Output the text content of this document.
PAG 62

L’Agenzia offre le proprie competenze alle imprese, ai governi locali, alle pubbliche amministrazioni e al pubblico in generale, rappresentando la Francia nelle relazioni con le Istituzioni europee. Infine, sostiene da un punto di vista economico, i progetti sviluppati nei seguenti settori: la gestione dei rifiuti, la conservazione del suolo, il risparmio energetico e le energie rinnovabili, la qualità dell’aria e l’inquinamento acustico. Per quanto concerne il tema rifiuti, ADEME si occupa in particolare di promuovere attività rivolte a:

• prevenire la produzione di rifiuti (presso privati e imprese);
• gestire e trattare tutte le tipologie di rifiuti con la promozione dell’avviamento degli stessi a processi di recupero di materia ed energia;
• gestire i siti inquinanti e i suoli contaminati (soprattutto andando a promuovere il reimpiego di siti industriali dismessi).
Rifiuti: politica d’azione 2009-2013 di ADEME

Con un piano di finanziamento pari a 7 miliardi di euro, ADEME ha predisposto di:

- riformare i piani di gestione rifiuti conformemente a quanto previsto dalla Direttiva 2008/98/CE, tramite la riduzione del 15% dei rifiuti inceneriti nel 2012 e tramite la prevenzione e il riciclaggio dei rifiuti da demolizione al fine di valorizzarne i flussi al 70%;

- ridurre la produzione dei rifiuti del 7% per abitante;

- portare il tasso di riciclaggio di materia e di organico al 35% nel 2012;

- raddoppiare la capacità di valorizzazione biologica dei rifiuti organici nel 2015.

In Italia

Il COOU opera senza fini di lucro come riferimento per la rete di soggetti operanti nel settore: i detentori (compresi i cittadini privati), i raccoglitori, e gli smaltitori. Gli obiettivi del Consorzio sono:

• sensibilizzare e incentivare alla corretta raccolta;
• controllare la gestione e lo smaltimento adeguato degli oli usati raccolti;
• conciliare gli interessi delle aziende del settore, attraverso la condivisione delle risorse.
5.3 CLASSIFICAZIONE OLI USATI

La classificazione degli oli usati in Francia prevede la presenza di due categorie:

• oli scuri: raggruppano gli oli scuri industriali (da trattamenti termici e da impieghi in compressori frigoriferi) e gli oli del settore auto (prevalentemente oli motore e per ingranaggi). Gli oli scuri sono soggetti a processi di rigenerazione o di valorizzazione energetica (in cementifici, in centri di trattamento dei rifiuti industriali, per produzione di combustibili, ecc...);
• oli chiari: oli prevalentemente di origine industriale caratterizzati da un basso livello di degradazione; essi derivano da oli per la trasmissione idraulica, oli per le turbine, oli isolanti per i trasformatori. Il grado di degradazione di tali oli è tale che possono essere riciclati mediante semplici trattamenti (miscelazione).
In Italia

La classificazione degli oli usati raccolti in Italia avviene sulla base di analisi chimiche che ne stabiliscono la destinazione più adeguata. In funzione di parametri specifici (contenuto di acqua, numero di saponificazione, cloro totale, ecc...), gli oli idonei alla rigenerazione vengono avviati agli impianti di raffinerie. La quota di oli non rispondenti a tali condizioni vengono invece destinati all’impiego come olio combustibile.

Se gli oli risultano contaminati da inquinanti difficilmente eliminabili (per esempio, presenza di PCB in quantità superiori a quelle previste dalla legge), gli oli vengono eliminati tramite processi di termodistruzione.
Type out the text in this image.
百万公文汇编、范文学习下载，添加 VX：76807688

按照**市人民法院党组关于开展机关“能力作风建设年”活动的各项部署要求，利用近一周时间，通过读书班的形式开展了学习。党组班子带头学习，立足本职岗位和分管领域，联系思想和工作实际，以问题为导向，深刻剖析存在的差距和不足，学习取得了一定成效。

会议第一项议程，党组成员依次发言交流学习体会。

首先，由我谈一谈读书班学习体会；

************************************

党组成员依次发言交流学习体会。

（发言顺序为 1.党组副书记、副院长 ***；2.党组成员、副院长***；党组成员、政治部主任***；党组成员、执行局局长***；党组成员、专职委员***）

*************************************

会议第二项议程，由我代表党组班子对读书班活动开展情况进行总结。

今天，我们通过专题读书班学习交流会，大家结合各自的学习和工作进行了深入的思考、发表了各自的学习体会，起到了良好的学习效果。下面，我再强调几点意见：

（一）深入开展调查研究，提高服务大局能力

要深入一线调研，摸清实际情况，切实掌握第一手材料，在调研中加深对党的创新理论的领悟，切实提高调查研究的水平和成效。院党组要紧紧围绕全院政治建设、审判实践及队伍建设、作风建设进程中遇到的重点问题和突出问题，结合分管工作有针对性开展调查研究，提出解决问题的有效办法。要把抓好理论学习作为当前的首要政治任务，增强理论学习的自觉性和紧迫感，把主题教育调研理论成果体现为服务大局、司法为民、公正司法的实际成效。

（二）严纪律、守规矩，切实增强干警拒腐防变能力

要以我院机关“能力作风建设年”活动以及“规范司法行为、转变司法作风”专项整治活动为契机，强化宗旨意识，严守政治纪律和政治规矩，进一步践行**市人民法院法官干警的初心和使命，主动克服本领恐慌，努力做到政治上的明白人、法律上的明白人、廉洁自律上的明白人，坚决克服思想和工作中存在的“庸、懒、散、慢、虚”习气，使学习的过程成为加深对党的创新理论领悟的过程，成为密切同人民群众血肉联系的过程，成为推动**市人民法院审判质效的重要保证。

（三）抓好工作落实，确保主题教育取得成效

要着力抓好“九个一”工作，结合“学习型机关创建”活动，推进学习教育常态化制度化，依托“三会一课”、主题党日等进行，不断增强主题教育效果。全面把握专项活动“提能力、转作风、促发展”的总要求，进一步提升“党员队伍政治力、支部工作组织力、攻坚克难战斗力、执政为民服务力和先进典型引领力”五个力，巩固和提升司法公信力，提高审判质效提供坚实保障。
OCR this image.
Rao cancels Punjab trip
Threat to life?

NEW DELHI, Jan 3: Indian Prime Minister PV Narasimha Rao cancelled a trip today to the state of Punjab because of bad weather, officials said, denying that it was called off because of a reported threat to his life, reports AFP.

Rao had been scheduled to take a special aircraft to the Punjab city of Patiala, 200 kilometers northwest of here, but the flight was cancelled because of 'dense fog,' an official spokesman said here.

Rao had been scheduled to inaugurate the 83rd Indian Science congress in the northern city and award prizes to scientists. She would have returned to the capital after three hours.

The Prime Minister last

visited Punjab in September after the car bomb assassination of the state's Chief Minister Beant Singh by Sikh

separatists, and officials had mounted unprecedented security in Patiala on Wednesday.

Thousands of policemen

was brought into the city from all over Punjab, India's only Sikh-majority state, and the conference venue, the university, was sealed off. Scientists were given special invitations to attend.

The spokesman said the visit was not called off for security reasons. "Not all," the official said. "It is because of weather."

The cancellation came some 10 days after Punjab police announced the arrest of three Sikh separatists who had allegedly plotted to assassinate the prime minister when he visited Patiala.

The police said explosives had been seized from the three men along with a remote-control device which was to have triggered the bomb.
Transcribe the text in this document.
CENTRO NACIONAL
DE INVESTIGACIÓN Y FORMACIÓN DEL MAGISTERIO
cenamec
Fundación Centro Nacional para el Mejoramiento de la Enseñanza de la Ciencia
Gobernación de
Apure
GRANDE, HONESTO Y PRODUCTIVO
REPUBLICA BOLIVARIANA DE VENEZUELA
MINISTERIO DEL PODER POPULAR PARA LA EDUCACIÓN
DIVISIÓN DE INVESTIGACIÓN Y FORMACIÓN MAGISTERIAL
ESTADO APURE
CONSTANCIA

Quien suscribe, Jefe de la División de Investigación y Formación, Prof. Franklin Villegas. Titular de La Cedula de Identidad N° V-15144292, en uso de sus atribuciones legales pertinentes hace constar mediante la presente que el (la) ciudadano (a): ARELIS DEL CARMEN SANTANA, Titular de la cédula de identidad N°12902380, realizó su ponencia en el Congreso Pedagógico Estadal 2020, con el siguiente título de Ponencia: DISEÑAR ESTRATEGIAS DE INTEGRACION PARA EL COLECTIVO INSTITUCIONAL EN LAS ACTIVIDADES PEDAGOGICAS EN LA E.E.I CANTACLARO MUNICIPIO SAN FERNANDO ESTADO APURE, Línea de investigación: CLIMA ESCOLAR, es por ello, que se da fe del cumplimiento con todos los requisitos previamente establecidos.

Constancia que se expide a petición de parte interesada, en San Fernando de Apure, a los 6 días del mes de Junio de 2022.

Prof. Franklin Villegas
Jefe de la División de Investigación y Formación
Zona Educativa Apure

Work to do: Return only those lines of the records that contain the string "officials".

Right answer:
NEW DELHI, Jan 3: Indian Prime Minister PV Narasimha Rao cancelled a trip today to the state of Punjab because of bad weather, officials said, denying that it was called off because of a reported threat to his life, reports AFP.
separatists, and officials had mounted unprecedented security in Patiala on Wednesday.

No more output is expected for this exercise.